══ Data rows

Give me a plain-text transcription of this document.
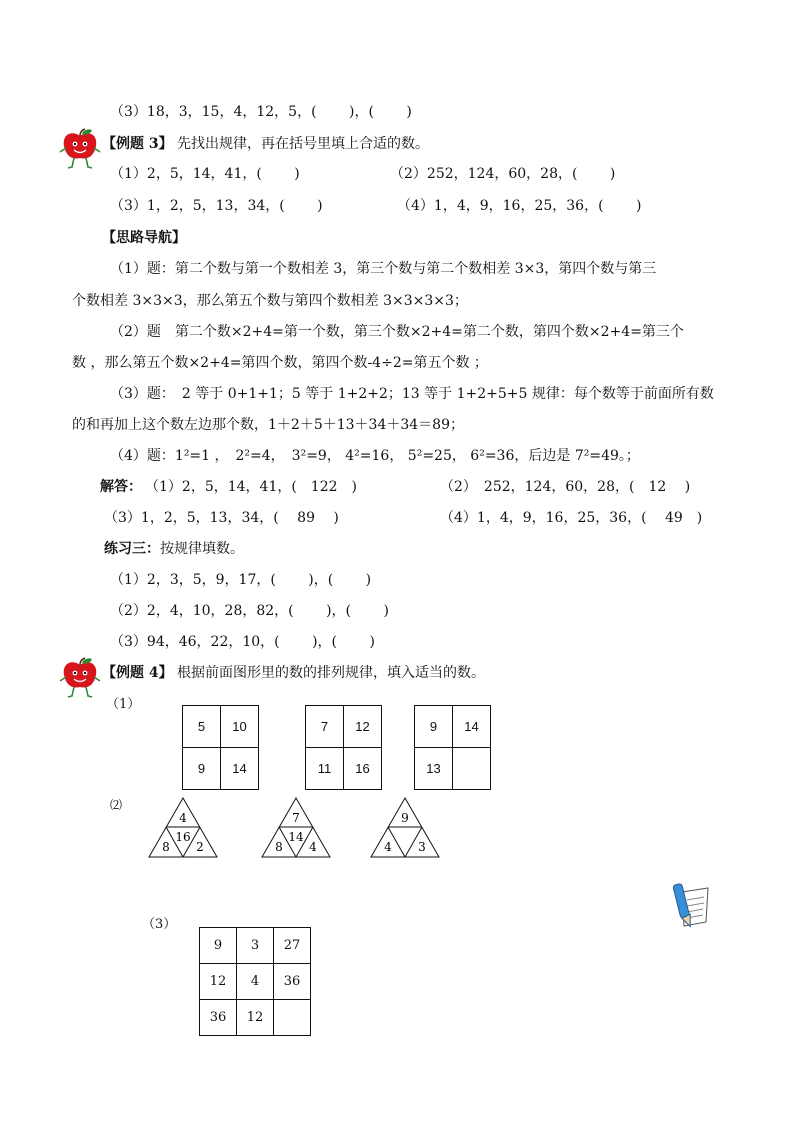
（3）18，3，15，4，12，5，(　　 )，(　　 )
【例题 3】 先找出规律，再在括号里填上合适的数。
（1）2，5，14，41，(　　 )	（2）252，124，60，28，(　　 )
（3）1，2，5，13，34，(　　 )	（4）1，4，9，16，25，36，(　　 )
【思路导航】
（1）题：第二个数与第一个数相差 3，第三个数与第二个数相差 3×3，第四个数与第三
个数相差 3×3×3，那么第五个数与第四个数相差 3×3×3×3；
（2）题　第二个数×2+4=第一个数，第三个数×2+4=第二个数，第四个数×2+4=第三个
数 ，那么第五个数×2+4=第四个数，第四个数-4÷2=第五个数 ；
（3）题：　2 等于 0+1+1；5 等于 1+2+2；13 等于 1+2+5+5 规律：每个数等于前面所有数
的和再加上这个数左边那个数，1＋2＋5＋13＋34＋34＝89；
（4）题：1²=1 ，　2²=4，　3²=9， 4²=16， 5²=25， 6²=36，后边是 7²=49。；
解答： （1）2，5，14，41，(　122　)	（2）　252，124，60，28，(　12　 )
（3）1，2，5，13，34，(　 89　 )	（4）1，4，9，16，25，36，(　 49　)
练习三： 按规律填数。
（1）2，3，5，9，17，(　　 )，(　　 )
（2）2，4，10，28，82，(　　 )，(　　 )
（3）94，46，22，10，(　　 )，(　　 )
【例题 4】 根据前面图形里的数的排列规律，填入适当的数。
（1）
5	10
9	14
7	12
11	16
9	14
13	
⑵
4
16
8 2
7
14
8 4
9
4 3
（3）
9	3	27
12	4	36
36	12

════

What to work on: Produce an exact copy of each line of data, skipping embedded images.

Task answer:
Give me a plain-text transcription of this document.
（3）18，3，15，4，12，5，(　　 )，(　　 )
【例题 3】 先找出规律，再在括号里填上合适的数。
（1）2，5，14，41，(　　 )	（2）252，124，60，28，(　　 )
（3）1，2，5，13，34，(　　 )	（4）1，4，9，16，25，36，(　　 )
【思路导航】
（1）题：第二个数与第一个数相差 3，第三个数与第二个数相差 3×3，第四个数与第三
个数相差 3×3×3，那么第五个数与第四个数相差 3×3×3×3；
（2）题　第二个数×2+4=第一个数，第三个数×2+4=第二个数，第四个数×2+4=第三个
数 ，那么第五个数×2+4=第四个数，第四个数-4÷2=第五个数 ；
（3）题：　2 等于 0+1+1；5 等于 1+2+2；13 等于 1+2+5+5 规律：每个数等于前面所有数
的和再加上这个数左边那个数，1＋2＋5＋13＋34＋34＝89；
（4）题：1²=1 ，　2²=4，　3²=9， 4²=16， 5²=25， 6²=36，后边是 7²=49。；
解答： （1）2，5，14，41，(　122　)	（2）　252，124，60，28，(　12　 )
（3）1，2，5，13，34，(　 89　 )	（4）1，4，9，16，25，36，(　 49　)
练习三： 按规律填数。
（1）2，3，5，9，17，(　　 )，(　　 )
（2）2，4，10，28，82，(　　 )，(　　 )
（3）94，46，22，10，(　　 )，(　　 )
【例题 4】 根据前面图形里的数的排列规律，填入适当的数。
（1）
5	10
9	14
7	12
11	16
9	14
13	
⑵
4
16
8 2
7
14
8 4
9
4 3
（3）
9	3	27
12	4	36
36	12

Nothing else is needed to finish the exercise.